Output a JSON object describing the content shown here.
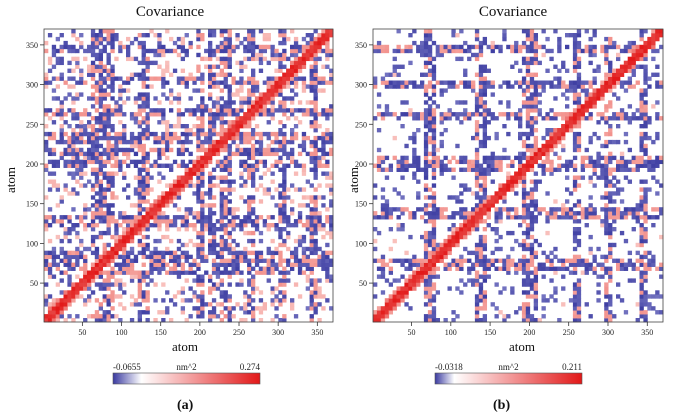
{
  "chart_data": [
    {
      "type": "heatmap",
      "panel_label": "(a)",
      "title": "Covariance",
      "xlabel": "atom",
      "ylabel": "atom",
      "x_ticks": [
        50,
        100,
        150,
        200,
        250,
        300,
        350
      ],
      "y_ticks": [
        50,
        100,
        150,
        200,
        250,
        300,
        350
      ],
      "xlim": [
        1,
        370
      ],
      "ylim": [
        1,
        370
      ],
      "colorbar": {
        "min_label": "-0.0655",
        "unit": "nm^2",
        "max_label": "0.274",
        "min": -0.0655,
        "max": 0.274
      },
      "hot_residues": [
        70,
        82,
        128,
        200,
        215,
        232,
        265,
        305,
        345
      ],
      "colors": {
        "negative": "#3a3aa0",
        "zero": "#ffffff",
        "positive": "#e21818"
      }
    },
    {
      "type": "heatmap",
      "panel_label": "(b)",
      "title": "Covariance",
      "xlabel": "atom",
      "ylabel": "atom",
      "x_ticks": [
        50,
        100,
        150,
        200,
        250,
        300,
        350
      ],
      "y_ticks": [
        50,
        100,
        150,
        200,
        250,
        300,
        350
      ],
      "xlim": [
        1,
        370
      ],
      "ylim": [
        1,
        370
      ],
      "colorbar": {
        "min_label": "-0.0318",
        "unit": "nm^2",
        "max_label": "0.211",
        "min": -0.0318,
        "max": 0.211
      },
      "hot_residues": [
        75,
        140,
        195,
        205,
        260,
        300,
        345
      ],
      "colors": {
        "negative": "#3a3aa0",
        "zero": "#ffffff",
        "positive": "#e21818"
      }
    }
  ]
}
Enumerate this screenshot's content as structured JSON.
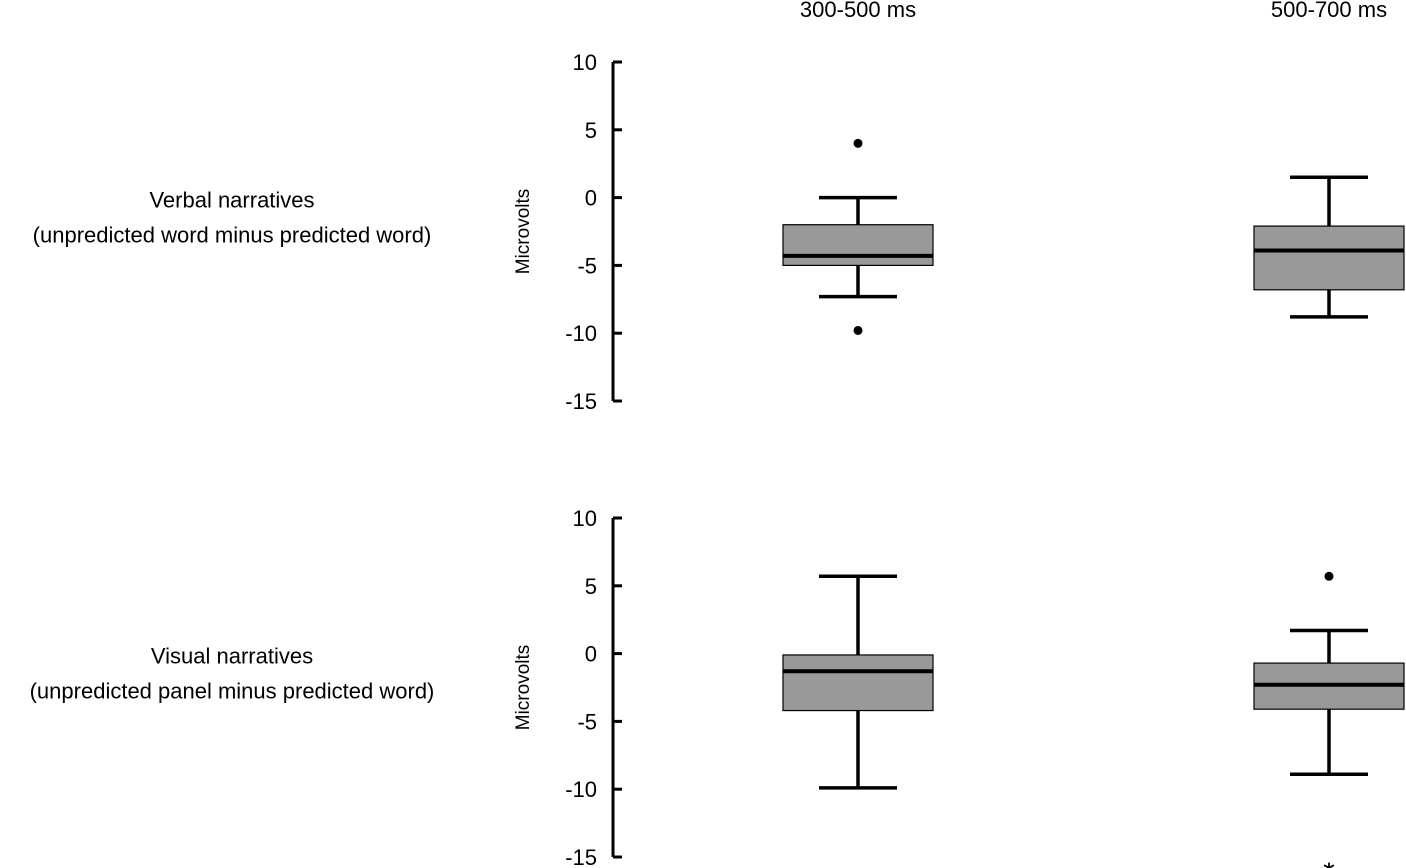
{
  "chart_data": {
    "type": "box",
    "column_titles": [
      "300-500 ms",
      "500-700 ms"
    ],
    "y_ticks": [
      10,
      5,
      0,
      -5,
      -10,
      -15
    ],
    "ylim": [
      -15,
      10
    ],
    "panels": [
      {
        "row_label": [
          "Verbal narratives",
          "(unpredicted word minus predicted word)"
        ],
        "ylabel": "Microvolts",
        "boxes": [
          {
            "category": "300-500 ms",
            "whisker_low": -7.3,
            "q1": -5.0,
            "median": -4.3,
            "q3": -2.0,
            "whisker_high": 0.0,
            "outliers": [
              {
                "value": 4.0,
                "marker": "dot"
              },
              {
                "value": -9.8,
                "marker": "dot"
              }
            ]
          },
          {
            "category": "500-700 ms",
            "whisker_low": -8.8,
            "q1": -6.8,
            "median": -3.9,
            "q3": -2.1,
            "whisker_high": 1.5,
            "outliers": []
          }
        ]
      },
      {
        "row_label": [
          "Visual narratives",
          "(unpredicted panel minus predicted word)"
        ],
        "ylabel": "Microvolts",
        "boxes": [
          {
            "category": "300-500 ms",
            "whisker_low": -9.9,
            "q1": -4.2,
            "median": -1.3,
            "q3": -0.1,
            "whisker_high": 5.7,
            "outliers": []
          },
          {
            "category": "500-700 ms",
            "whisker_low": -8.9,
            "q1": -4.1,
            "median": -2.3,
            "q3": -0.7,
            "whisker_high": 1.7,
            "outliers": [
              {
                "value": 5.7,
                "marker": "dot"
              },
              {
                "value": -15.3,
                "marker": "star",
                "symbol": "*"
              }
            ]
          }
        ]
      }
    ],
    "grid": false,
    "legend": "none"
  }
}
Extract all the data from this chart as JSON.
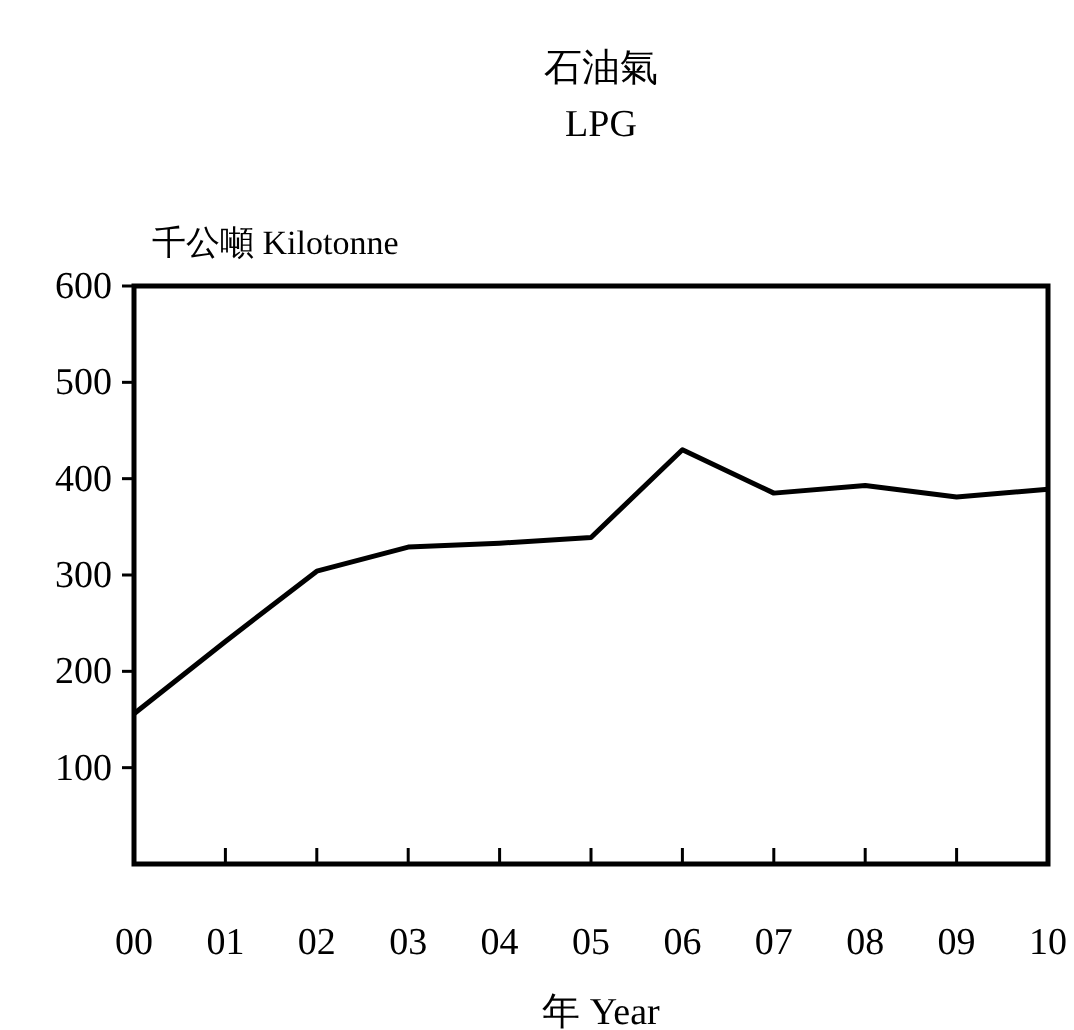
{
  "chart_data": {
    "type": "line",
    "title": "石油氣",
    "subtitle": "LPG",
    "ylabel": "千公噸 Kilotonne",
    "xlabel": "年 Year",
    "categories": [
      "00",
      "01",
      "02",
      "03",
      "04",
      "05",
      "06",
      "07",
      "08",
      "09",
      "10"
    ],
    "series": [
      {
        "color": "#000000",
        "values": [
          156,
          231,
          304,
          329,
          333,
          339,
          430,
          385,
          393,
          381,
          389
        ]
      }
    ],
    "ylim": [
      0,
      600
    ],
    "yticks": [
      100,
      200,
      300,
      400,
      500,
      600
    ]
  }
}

- **Directive**
The lines to write out run from the one containing "Extract all the data from this chart as JSON." through the final line of the material above, both included; write them out exactly, with no pictures.

- **Response for this exercise**
Extract all the data from this chart as JSON.
{
  "chart_data": {
    "type": "line",
    "title": "石油氣",
    "subtitle": "LPG",
    "ylabel": "千公噸 Kilotonne",
    "xlabel": "年 Year",
    "categories": [
      "00",
      "01",
      "02",
      "03",
      "04",
      "05",
      "06",
      "07",
      "08",
      "09",
      "10"
    ],
    "series": [
      {
        "color": "#000000",
        "values": [
          156,
          231,
          304,
          329,
          333,
          339,
          430,
          385,
          393,
          381,
          389
        ]
      }
    ],
    "ylim": [
      0,
      600
    ],
    "yticks": [
      100,
      200,
      300,
      400,
      500,
      600
    ]
  }
}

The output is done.